Items listed in a dataset
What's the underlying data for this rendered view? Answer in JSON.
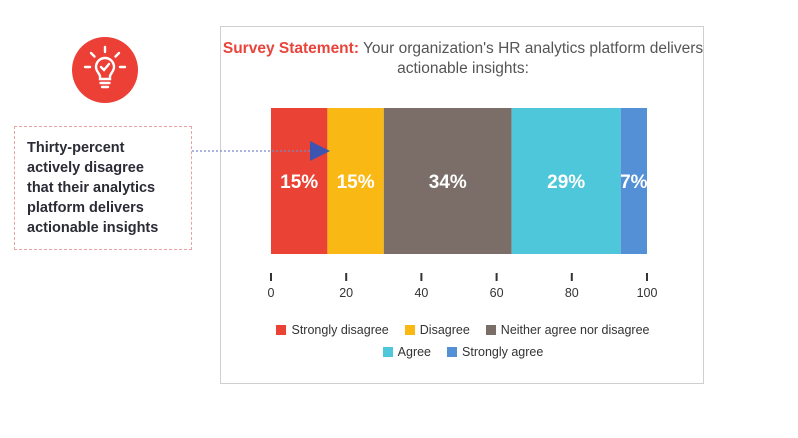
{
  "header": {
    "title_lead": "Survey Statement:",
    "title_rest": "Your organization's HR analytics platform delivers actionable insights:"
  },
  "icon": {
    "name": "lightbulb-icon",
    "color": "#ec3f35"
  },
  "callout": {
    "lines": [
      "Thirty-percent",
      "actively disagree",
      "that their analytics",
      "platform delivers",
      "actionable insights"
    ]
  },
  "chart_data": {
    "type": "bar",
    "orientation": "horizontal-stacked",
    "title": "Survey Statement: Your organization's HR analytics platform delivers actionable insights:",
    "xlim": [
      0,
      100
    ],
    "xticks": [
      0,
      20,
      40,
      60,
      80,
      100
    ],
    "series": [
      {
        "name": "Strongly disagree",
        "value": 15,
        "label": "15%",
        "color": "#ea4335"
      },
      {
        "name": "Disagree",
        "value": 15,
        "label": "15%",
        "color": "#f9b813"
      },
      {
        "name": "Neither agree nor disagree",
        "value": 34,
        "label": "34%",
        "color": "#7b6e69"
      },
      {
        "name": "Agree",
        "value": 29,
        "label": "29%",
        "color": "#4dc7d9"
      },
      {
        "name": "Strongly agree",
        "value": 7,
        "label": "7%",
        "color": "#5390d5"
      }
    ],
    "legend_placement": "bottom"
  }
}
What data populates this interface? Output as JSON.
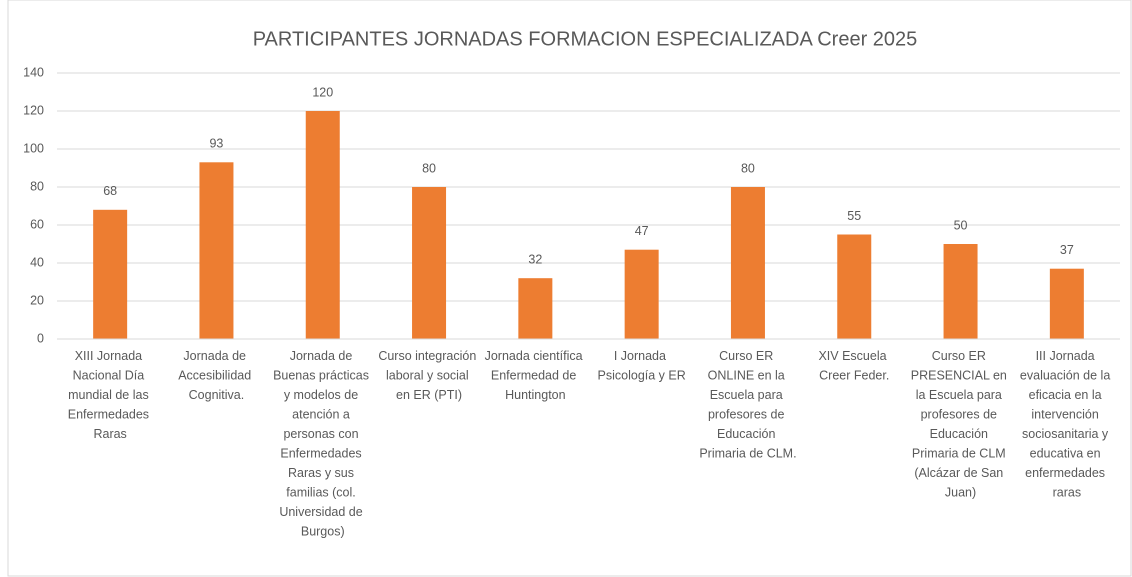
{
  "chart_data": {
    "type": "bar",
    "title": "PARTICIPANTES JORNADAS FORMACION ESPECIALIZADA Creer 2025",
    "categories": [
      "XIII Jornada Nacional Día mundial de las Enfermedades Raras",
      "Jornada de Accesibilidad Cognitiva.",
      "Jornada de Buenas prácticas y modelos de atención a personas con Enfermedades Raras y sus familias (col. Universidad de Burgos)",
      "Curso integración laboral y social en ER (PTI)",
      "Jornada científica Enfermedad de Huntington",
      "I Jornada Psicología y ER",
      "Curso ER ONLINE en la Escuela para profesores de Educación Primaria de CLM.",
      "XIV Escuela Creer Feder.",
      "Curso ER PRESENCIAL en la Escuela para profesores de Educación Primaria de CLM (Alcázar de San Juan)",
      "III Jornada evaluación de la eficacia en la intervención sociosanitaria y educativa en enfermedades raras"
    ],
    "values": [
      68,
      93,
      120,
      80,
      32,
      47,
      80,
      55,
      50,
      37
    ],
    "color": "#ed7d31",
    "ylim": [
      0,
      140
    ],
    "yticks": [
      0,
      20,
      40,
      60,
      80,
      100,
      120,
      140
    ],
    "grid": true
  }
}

▸ PROBLEM REQUIREMENTS
Read through the lines above and collect those that contain the string "Primaria".

▸ TASK ANSWER
      "Curso ER ONLINE en la Escuela para profesores de Educación Primaria de CLM.",
      "Curso ER PRESENCIAL en la Escuela para profesores de Educación Primaria de CLM (Alcázar de San Juan)",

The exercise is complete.